- MATERIAL FOR THIS TASK
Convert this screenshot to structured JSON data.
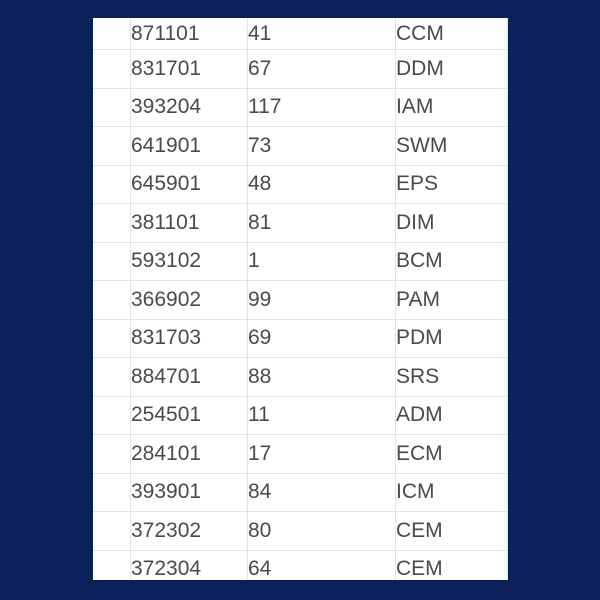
{
  "table": {
    "rows": [
      {
        "code": "871101",
        "count": "41",
        "abbr": "CCM"
      },
      {
        "code": "831701",
        "count": "67",
        "abbr": "DDM"
      },
      {
        "code": "393204",
        "count": "117",
        "abbr": "IAM"
      },
      {
        "code": "641901",
        "count": "73",
        "abbr": "SWM"
      },
      {
        "code": "645901",
        "count": "48",
        "abbr": "EPS"
      },
      {
        "code": "381101",
        "count": "81",
        "abbr": "DIM"
      },
      {
        "code": "593102",
        "count": "1",
        "abbr": "BCM"
      },
      {
        "code": "366902",
        "count": "99",
        "abbr": "PAM"
      },
      {
        "code": "831703",
        "count": "69",
        "abbr": "PDM"
      },
      {
        "code": "884701",
        "count": "88",
        "abbr": "SRS"
      },
      {
        "code": "254501",
        "count": "11",
        "abbr": "ADM"
      },
      {
        "code": "284101",
        "count": "17",
        "abbr": "ECM"
      },
      {
        "code": "393901",
        "count": "84",
        "abbr": "ICM"
      },
      {
        "code": "372302",
        "count": "80",
        "abbr": "CEM"
      },
      {
        "code": "372304",
        "count": "64",
        "abbr": "CEM"
      }
    ]
  }
}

- TASK INSTRUCTIONS
Go through the listing above and write it all out exactly, leaving out any picture.

- WRITTEN REPLY
Convert this screenshot to structured JSON data.
{
  "table": {
    "rows": [
      {
        "code": "871101",
        "count": "41",
        "abbr": "CCM"
      },
      {
        "code": "831701",
        "count": "67",
        "abbr": "DDM"
      },
      {
        "code": "393204",
        "count": "117",
        "abbr": "IAM"
      },
      {
        "code": "641901",
        "count": "73",
        "abbr": "SWM"
      },
      {
        "code": "645901",
        "count": "48",
        "abbr": "EPS"
      },
      {
        "code": "381101",
        "count": "81",
        "abbr": "DIM"
      },
      {
        "code": "593102",
        "count": "1",
        "abbr": "BCM"
      },
      {
        "code": "366902",
        "count": "99",
        "abbr": "PAM"
      },
      {
        "code": "831703",
        "count": "69",
        "abbr": "PDM"
      },
      {
        "code": "884701",
        "count": "88",
        "abbr": "SRS"
      },
      {
        "code": "254501",
        "count": "11",
        "abbr": "ADM"
      },
      {
        "code": "284101",
        "count": "17",
        "abbr": "ECM"
      },
      {
        "code": "393901",
        "count": "84",
        "abbr": "ICM"
      },
      {
        "code": "372302",
        "count": "80",
        "abbr": "CEM"
      },
      {
        "code": "372304",
        "count": "64",
        "abbr": "CEM"
      }
    ]
  }
}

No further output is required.